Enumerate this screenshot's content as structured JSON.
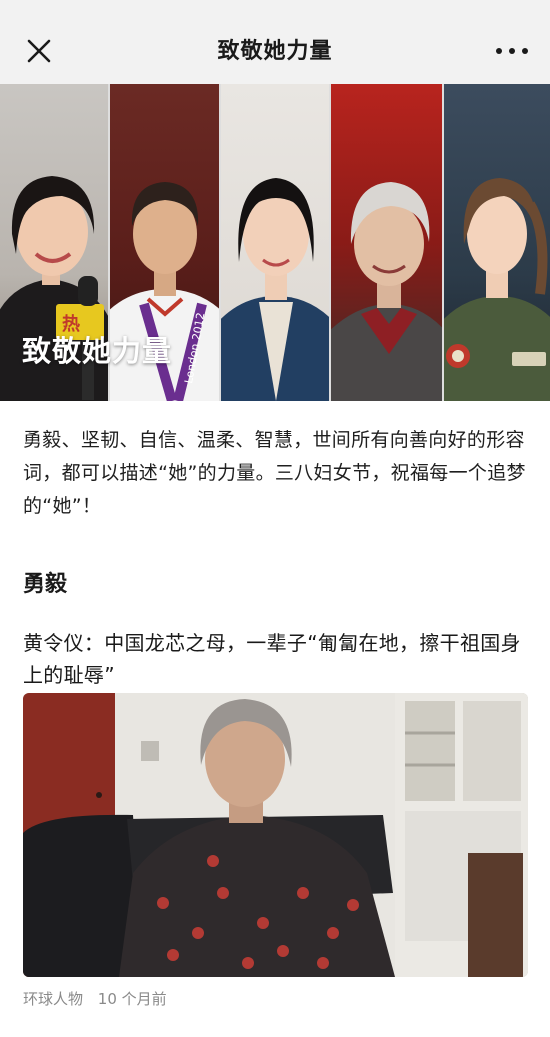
{
  "header": {
    "title": "致敬她力量",
    "close_icon": "close-icon",
    "more_icon": "more-icon"
  },
  "banner": {
    "caption": "致敬她力量",
    "badge_text": "热",
    "medal_ribbon_text": "London 2012"
  },
  "article": {
    "intro": "勇毅、坚韧、自信、温柔、智慧，世间所有向善向好的形容词，都可以描述“她”的力量。三八妇女节，祝福每一个追梦的“她”！",
    "section_heading": "勇毅",
    "story_title": "黄令仪：中国龙芯之母，一辈子“匍匐在地，擦干祖国身上的耻辱”",
    "source_name": "环球人物",
    "time_ago": "10 个月前"
  }
}
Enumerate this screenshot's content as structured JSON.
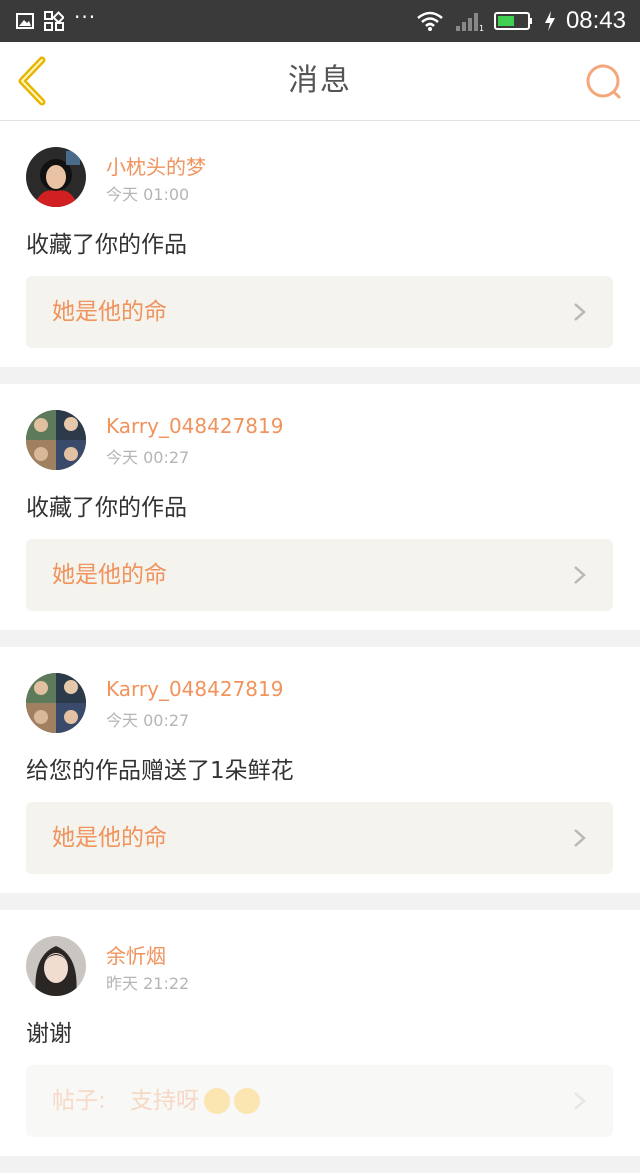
{
  "status_bar": {
    "time": "08:43",
    "more": "···",
    "icons": [
      "gallery-icon",
      "app-grid-icon",
      "wifi-icon",
      "signal-icon",
      "battery-icon",
      "charging-icon"
    ]
  },
  "header": {
    "title": "消息",
    "back_icon": "chevron-left-icon",
    "search_icon": "search-icon"
  },
  "colors": {
    "accent": "#f0935c",
    "back_icon": "#e8b400",
    "search_icon": "#f4a77a",
    "card_bg": "#ffffff",
    "work_bg": "#f4f3ee",
    "page_bg": "#f2f2f2"
  },
  "messages": [
    {
      "user": "小枕头的梦",
      "time": "今天  01:00",
      "action": "收藏了你的作品",
      "work_title": "她是他的命"
    },
    {
      "user": "Karry_048427819",
      "time": "今天  00:27",
      "action": "收藏了你的作品",
      "work_title": "她是他的命"
    },
    {
      "user": "Karry_048427819",
      "time": "今天  00:27",
      "action": "给您的作品赠送了1朵鲜花",
      "work_title": "她是他的命"
    },
    {
      "user": "余忻烟",
      "time": "昨天  21:22",
      "action": "谢谢",
      "work_label": "帖子:",
      "work_title": "支持呀"
    }
  ]
}
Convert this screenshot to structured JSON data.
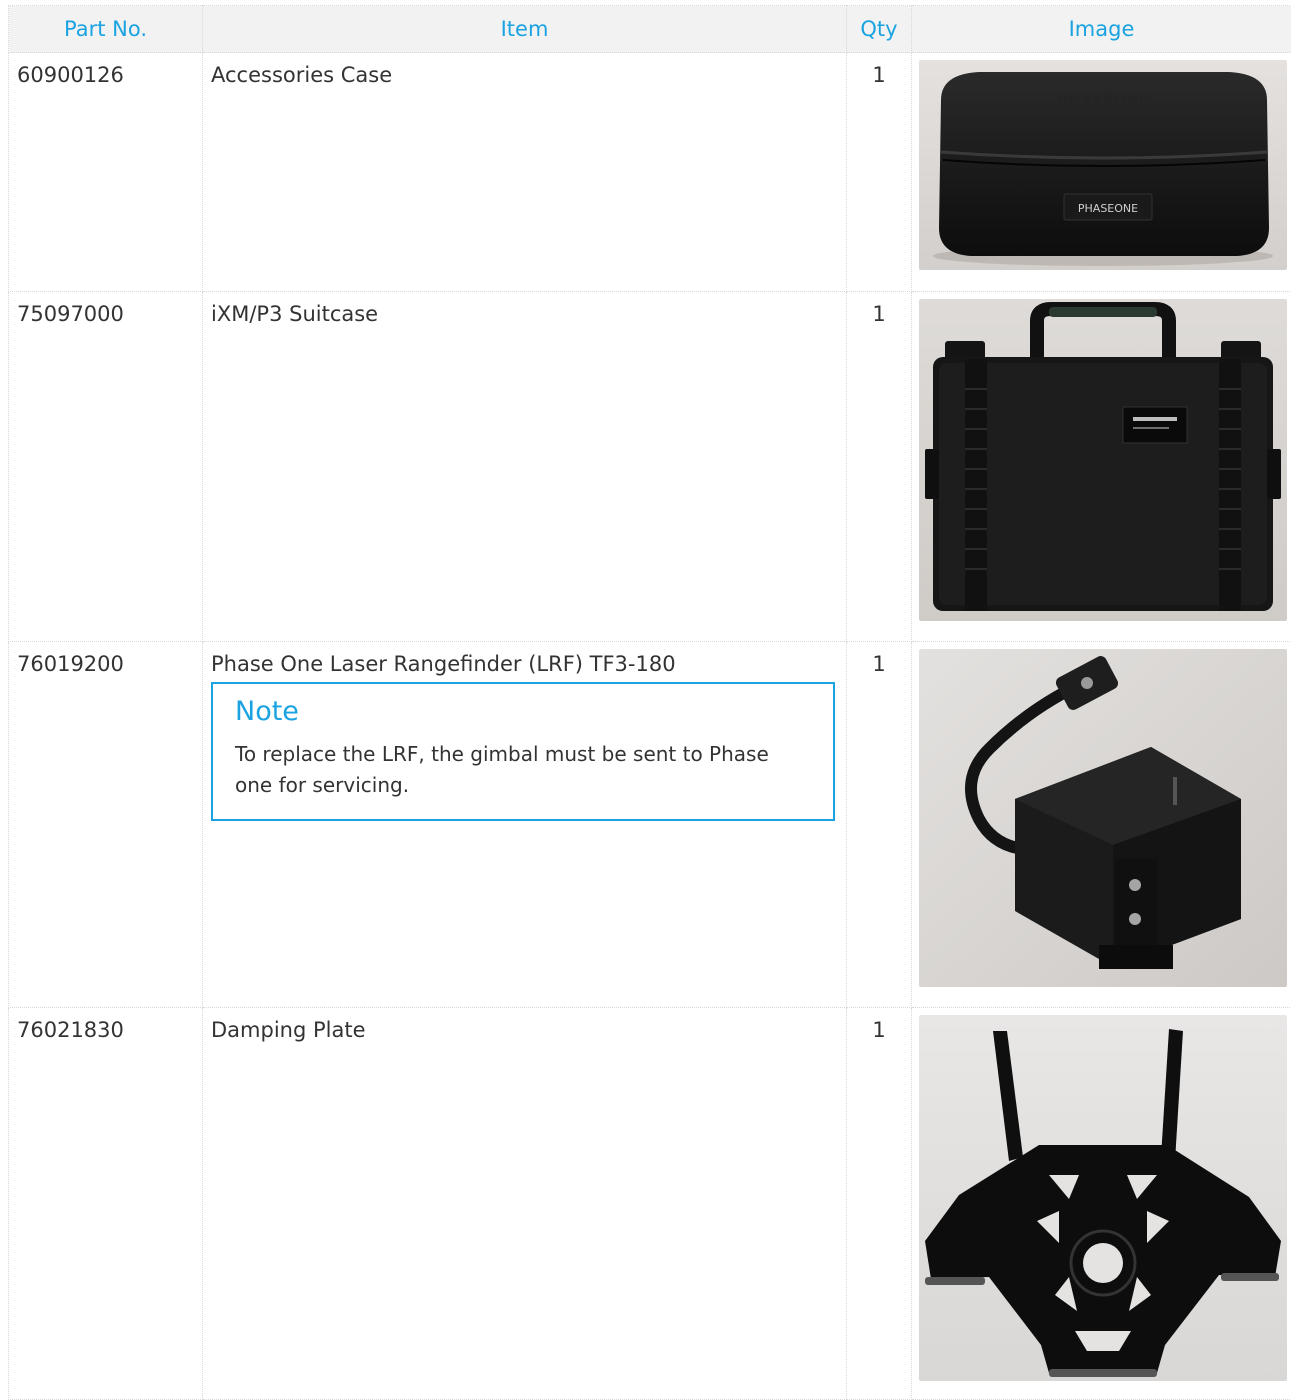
{
  "table": {
    "headers": {
      "part_no": "Part No.",
      "item": "Item",
      "qty": "Qty",
      "image": "Image"
    },
    "rows": [
      {
        "part_no": "60900126",
        "item": "Accessories Case",
        "qty": "1"
      },
      {
        "part_no": "75097000",
        "item": "iXM/P3 Suitcase",
        "qty": "1"
      },
      {
        "part_no": "76019200",
        "item": "Phase One Laser Rangefinder (LRF) TF3-180",
        "qty": "1",
        "note": {
          "title": "Note",
          "body": "To replace the LRF, the gimbal must be sent to Phase one for servicing."
        }
      },
      {
        "part_no": "76021830",
        "item": "Damping Plate",
        "qty": "1"
      }
    ]
  },
  "colors": {
    "accent": "#1aa3e0",
    "header_bg": "#f2f2f2",
    "text": "#333333"
  }
}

|---|

§ Work to do: Repeat each entry exactly as it appears; skip any picture.

§ Answer in full:
Enumerate this screenshot's content as structured JSON.
{
  "header": {
    "title": "致敬她力量",
    "close_icon": "close-icon",
    "more_icon": "more-icon"
  },
  "banner": {
    "caption": "致敬她力量",
    "badge_text": "热",
    "medal_ribbon_text": "London 2012"
  },
  "article": {
    "intro": "勇毅、坚韧、自信、温柔、智慧，世间所有向善向好的形容词，都可以描述“她”的力量。三八妇女节，祝福每一个追梦的“她”！",
    "section_heading": "勇毅",
    "story_title": "黄令仪：中国龙芯之母，一辈子“匍匐在地，擦干祖国身上的耻辱”",
    "source_name": "环球人物",
    "time_ago": "10 个月前"
  }
}
Enumerate this screenshot's content as structured JSON.
{
  "status_bar": {
    "time": "08:43",
    "more": "···",
    "icons": [
      "gallery-icon",
      "app-grid-icon",
      "wifi-icon",
      "signal-icon",
      "battery-icon",
      "charging-icon"
    ]
  },
  "header": {
    "title": "消息",
    "back_icon": "chevron-left-icon",
    "search_icon": "search-icon"
  },
  "colors": {
    "accent": "#f0935c",
    "back_icon": "#e8b400",
    "search_icon": "#f4a77a",
    "card_bg": "#ffffff",
    "work_bg": "#f4f3ee",
    "page_bg": "#f2f2f2"
  },
  "messages": [
    {
      "user": "小枕头的梦",
      "time": "今天  01:00",
      "action": "收藏了你的作品",
      "work_title": "她是他的命"
    },
    {
      "user": "Karry_048427819",
      "time": "今天  00:27",
      "action": "收藏了你的作品",
      "work_title": "她是他的命"
    },
    {
      "user": "Karry_048427819",
      "time": "今天  00:27",
      "action": "给您的作品赠送了1朵鲜花",
      "work_title": "她是他的命"
    },
    {
      "user": "余忻烟",
      "time": "昨天  21:22",
      "action": "谢谢",
      "work_label": "帖子:",
      "work_title": "支持呀"
    }
  ]
}
Convert this screenshot to structured JSON data.
{
  "table": {
    "headers": {
      "part_no": "Part No.",
      "item": "Item",
      "qty": "Qty",
      "image": "Image"
    },
    "rows": [
      {
        "part_no": "60900126",
        "item": "Accessories Case",
        "qty": "1"
      },
      {
        "part_no": "75097000",
        "item": "iXM/P3 Suitcase",
        "qty": "1"
      },
      {
        "part_no": "76019200",
        "item": "Phase One Laser Rangefinder (LRF) TF3-180",
        "qty": "1",
        "note": {
          "title": "Note",
          "body": "To replace the LRF, the gimbal must be sent to Phase one for servicing."
        }
      },
      {
        "part_no": "76021830",
        "item": "Damping Plate",
        "qty": "1"
      }
    ]
  },
  "colors": {
    "accent": "#1aa3e0",
    "header_bg": "#f2f2f2",
    "text": "#333333"
  }
}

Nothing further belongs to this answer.